### TASK STATEMENT
Identify each line holding the string "text" and copy it.

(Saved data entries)
>> START
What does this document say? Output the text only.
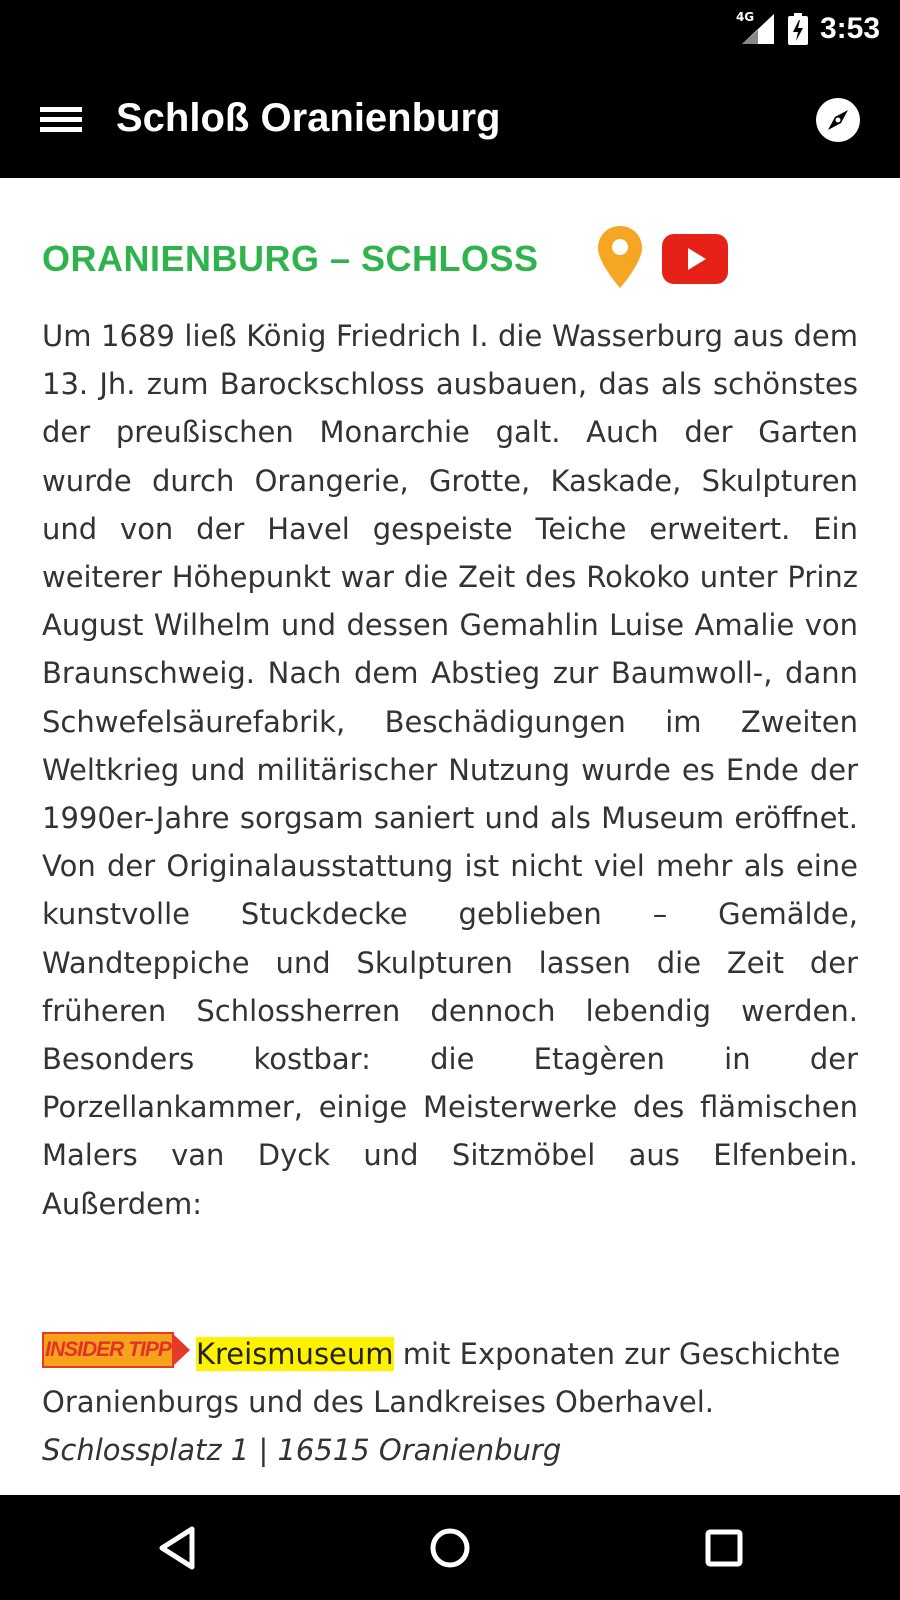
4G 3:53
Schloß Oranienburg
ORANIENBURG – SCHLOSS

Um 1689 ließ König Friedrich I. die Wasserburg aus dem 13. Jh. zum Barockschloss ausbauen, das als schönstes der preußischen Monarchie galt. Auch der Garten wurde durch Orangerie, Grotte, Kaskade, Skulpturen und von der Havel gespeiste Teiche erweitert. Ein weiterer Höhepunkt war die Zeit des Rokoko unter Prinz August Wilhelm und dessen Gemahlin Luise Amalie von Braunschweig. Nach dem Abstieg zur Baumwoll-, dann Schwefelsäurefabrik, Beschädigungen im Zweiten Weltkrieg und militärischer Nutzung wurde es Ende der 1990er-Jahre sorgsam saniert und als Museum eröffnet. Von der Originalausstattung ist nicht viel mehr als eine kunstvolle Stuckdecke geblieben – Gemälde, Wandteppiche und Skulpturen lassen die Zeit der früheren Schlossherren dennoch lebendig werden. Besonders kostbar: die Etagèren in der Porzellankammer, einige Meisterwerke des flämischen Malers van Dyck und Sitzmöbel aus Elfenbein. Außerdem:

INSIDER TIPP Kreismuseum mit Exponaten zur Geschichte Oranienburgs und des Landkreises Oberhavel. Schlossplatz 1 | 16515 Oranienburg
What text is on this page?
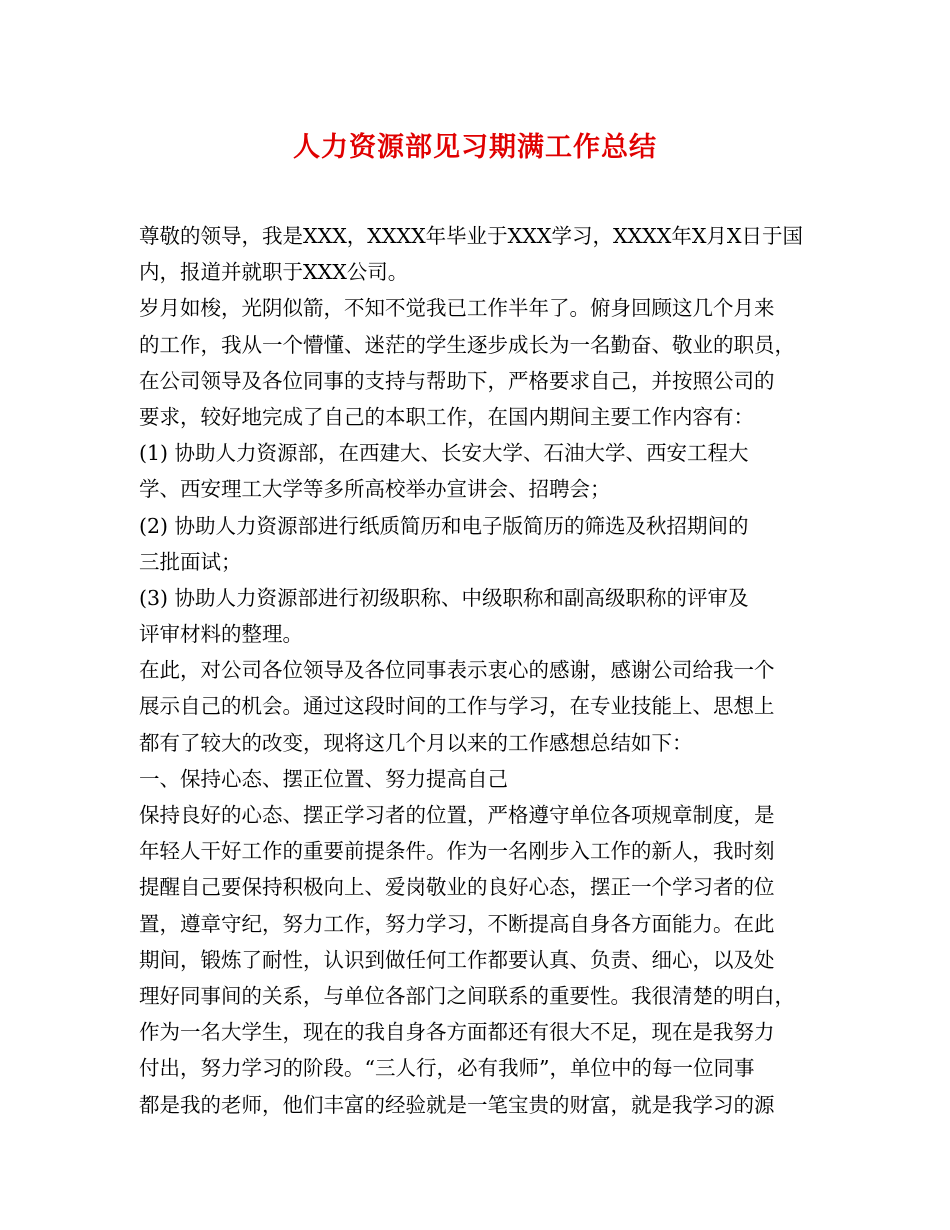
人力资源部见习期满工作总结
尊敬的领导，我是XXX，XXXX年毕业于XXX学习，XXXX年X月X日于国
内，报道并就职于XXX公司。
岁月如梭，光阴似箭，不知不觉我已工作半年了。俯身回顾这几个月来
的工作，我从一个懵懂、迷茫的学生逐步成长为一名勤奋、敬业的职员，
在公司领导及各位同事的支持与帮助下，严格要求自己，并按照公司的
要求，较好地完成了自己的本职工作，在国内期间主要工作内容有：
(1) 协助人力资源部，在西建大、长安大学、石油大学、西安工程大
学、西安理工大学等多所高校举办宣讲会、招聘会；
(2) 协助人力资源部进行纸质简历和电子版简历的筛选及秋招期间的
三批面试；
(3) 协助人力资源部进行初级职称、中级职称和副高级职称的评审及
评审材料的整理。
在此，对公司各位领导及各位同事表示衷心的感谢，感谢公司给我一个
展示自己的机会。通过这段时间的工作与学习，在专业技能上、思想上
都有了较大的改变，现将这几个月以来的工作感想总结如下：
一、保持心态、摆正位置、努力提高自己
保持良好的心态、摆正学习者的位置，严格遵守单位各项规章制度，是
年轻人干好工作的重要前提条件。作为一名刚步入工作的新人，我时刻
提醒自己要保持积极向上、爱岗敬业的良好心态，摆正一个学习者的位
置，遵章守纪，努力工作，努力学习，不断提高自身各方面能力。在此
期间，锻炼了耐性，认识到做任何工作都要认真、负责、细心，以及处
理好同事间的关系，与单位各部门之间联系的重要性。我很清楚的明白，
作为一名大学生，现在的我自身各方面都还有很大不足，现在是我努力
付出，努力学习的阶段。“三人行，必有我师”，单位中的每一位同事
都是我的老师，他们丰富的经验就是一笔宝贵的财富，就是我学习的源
>> END
>> START
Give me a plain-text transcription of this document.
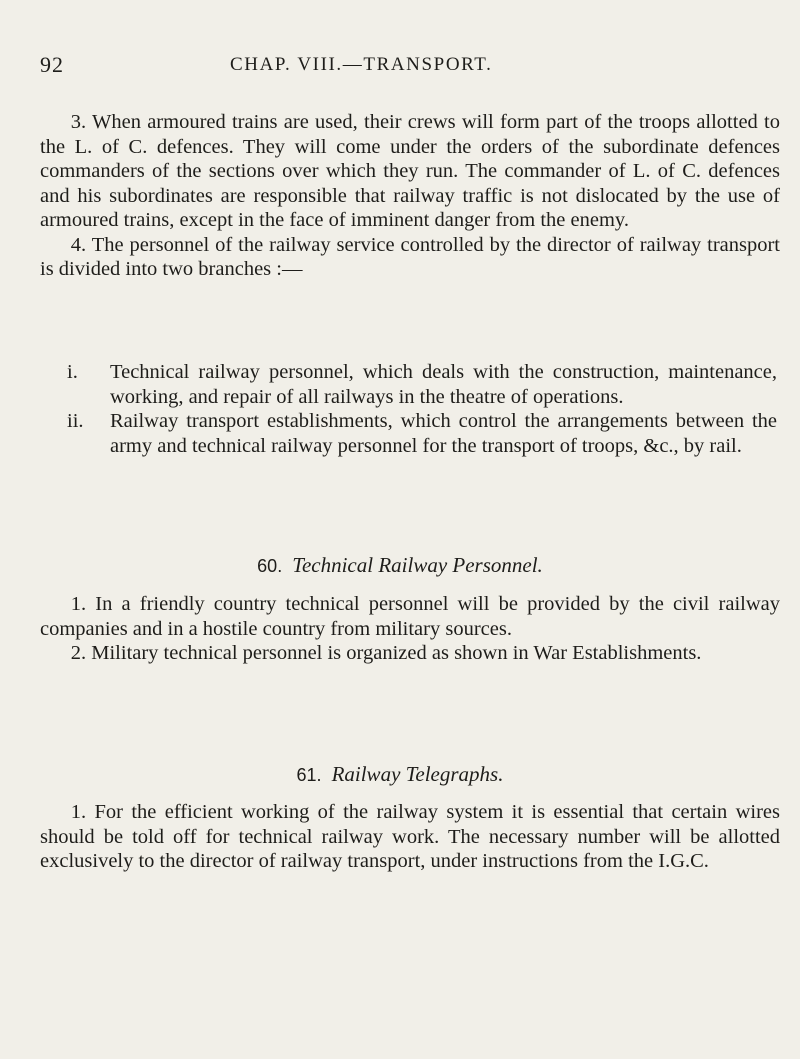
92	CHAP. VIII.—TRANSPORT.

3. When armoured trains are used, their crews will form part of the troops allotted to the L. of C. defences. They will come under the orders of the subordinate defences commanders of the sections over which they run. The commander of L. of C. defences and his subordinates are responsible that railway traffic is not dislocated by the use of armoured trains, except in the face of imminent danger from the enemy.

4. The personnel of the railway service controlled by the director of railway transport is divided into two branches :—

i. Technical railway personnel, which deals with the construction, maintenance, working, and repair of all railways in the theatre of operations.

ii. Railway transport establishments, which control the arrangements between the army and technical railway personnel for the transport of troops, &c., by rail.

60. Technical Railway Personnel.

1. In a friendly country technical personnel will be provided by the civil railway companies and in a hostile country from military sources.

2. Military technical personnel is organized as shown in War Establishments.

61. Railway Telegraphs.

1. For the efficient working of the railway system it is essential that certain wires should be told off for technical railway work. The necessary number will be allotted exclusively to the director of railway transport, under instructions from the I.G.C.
>> END
### ANSWER TO THE PROBLEM
What does this document say? Output the text only.
What text is on this page?
Give me a plain-text transcription of this document.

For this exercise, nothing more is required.